> [Short exercise]:
List each line holding the string "splinekurva".

> [Data extracted from a collection]:
┌──

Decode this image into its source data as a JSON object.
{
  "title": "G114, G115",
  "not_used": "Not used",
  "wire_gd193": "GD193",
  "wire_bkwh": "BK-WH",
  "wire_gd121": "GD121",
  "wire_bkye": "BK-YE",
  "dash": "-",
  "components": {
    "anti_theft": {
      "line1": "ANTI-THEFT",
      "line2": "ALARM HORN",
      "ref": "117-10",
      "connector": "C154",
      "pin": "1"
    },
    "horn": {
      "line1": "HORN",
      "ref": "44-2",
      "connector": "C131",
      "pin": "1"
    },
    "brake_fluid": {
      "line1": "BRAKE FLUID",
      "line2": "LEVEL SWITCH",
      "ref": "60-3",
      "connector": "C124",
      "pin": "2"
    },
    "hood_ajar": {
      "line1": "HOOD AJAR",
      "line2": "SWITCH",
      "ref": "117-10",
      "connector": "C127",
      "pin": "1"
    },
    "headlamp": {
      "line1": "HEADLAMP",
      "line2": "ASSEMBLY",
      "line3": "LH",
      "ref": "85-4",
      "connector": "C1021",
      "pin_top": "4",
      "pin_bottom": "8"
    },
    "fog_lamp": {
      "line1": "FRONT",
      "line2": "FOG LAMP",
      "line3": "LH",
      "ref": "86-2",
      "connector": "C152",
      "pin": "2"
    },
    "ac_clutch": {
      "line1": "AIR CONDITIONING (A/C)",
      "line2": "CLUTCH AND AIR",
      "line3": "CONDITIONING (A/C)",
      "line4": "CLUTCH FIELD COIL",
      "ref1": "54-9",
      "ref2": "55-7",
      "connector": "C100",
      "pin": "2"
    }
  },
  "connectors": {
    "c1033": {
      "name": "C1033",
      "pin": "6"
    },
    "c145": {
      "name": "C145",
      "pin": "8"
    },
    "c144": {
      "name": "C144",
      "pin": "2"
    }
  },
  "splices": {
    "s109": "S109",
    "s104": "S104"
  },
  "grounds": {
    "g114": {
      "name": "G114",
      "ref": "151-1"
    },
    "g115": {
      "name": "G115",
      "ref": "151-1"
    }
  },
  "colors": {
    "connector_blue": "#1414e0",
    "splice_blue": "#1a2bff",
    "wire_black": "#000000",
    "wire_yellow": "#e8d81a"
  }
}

└──
┌──

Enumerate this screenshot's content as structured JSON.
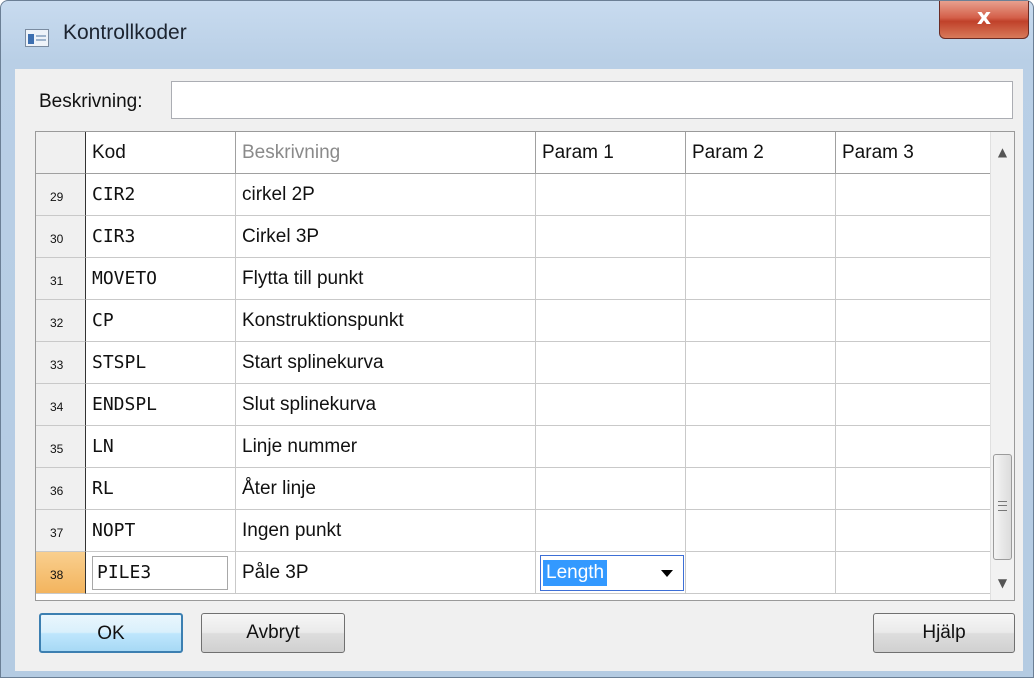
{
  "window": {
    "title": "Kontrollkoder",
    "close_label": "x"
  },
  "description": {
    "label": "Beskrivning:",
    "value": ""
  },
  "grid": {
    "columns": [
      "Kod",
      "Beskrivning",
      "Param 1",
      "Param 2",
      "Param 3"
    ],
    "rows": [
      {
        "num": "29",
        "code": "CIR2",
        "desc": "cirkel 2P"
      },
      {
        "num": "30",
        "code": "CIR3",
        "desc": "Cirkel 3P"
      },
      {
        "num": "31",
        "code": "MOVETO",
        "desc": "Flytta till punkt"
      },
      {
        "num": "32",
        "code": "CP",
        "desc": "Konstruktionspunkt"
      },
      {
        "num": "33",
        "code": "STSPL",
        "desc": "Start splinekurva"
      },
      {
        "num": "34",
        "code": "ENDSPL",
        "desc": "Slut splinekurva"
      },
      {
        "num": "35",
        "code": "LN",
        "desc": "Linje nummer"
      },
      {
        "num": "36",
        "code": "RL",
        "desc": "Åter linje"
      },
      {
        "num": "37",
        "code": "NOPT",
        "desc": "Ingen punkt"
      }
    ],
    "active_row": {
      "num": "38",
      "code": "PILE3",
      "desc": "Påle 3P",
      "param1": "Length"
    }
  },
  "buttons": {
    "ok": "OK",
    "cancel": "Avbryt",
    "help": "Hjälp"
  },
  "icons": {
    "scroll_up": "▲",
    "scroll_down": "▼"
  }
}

└──
┌──

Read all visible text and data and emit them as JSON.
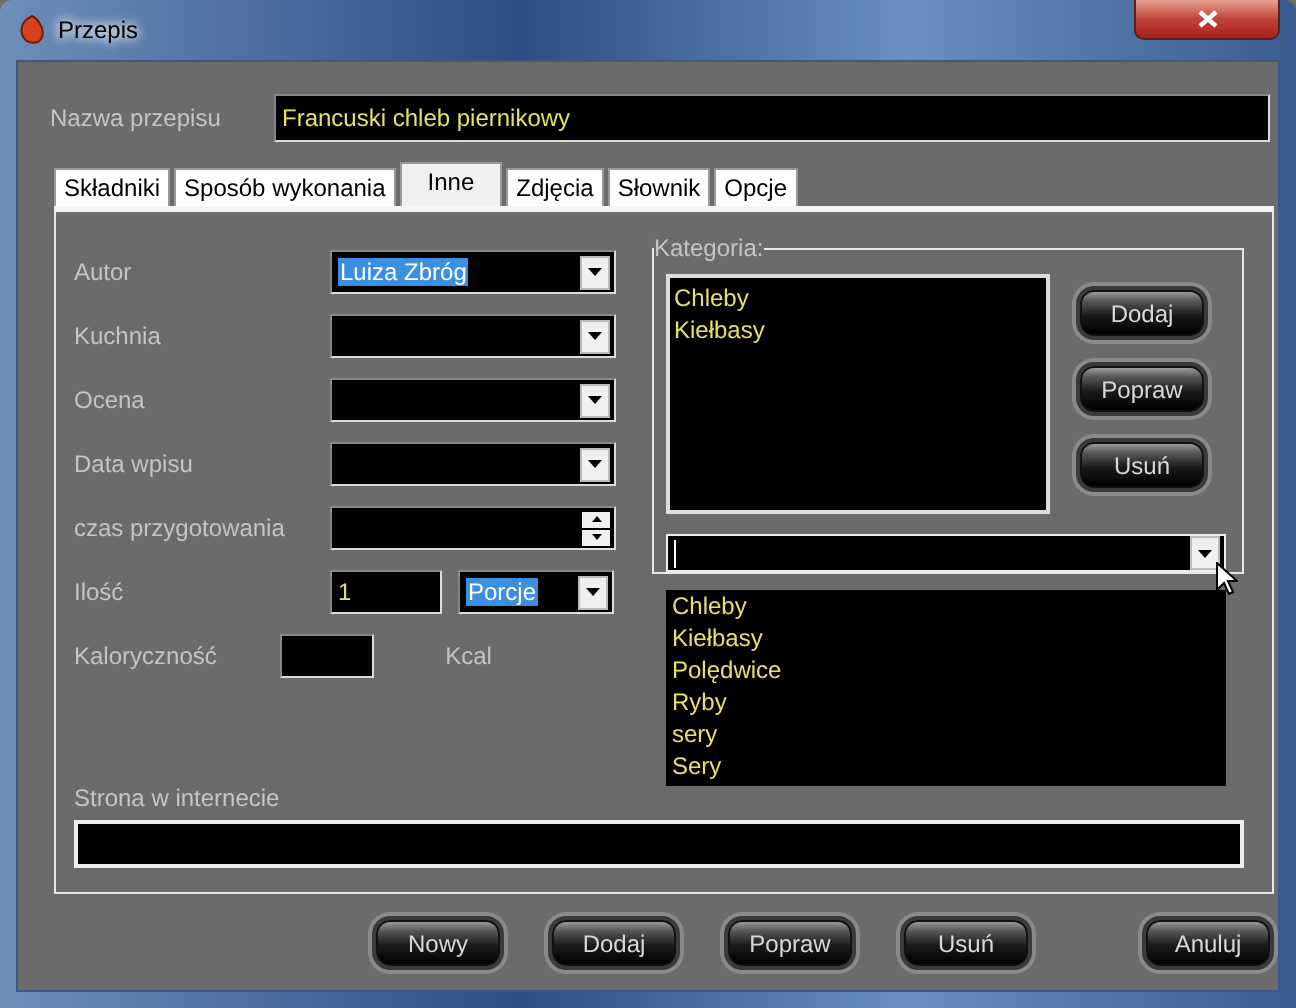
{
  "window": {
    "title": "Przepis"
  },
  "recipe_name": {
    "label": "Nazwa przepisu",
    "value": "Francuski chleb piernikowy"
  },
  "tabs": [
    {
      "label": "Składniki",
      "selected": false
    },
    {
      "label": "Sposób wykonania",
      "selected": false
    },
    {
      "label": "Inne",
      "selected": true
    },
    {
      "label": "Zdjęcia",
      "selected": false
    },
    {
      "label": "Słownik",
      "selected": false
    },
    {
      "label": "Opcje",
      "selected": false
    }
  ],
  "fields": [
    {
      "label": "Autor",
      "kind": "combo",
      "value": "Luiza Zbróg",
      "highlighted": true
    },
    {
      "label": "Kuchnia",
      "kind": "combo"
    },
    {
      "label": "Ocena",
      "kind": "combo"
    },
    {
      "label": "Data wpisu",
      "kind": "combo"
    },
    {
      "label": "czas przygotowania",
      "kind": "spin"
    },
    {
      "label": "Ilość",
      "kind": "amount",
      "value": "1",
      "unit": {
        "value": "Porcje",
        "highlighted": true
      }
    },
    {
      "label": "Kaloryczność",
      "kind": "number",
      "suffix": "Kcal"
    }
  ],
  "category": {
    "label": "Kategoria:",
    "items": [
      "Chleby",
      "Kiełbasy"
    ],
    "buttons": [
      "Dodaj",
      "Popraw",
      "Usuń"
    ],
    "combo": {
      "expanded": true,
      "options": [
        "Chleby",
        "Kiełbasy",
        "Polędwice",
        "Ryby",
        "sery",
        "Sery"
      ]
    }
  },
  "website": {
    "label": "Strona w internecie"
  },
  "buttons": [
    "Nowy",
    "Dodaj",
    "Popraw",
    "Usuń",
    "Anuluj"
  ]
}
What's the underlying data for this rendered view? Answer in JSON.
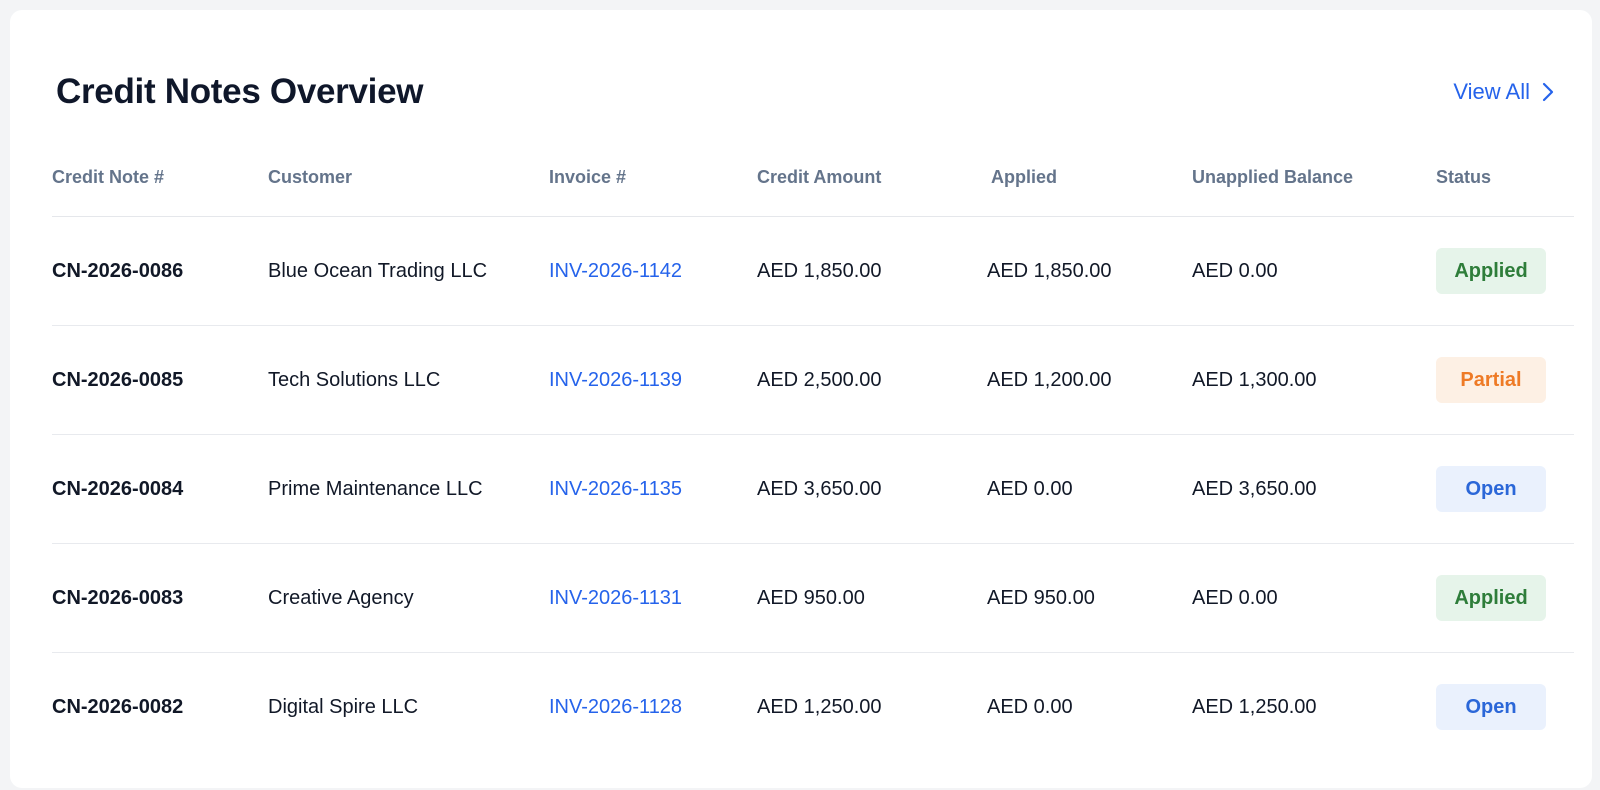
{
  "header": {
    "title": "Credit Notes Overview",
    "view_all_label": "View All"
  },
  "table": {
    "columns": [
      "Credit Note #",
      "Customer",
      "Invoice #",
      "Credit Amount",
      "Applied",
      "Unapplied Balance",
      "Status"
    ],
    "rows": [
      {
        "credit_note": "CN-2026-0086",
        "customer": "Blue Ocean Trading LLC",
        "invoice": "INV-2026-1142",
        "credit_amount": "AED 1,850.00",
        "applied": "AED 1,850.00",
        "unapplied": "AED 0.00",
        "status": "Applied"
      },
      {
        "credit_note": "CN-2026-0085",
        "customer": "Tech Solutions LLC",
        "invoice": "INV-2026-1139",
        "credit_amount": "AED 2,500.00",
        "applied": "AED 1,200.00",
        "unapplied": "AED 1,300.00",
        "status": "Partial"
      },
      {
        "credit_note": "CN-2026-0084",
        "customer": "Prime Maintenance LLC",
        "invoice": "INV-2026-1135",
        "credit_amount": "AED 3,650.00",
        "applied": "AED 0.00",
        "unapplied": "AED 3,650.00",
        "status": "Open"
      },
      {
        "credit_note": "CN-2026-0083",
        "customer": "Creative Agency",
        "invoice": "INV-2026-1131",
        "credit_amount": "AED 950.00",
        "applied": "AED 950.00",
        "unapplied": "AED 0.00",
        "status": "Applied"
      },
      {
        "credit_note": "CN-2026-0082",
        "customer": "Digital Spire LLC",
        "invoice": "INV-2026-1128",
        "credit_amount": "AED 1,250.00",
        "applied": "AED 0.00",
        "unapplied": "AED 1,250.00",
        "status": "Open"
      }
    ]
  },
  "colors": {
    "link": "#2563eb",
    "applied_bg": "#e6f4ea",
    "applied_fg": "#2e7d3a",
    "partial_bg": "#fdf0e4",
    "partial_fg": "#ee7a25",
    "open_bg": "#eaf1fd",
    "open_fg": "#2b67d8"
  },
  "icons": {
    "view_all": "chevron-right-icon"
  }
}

└──

> [Solution for this problem]:
        "desc": "Start splinekurva"
        "desc": "Slut splinekurva"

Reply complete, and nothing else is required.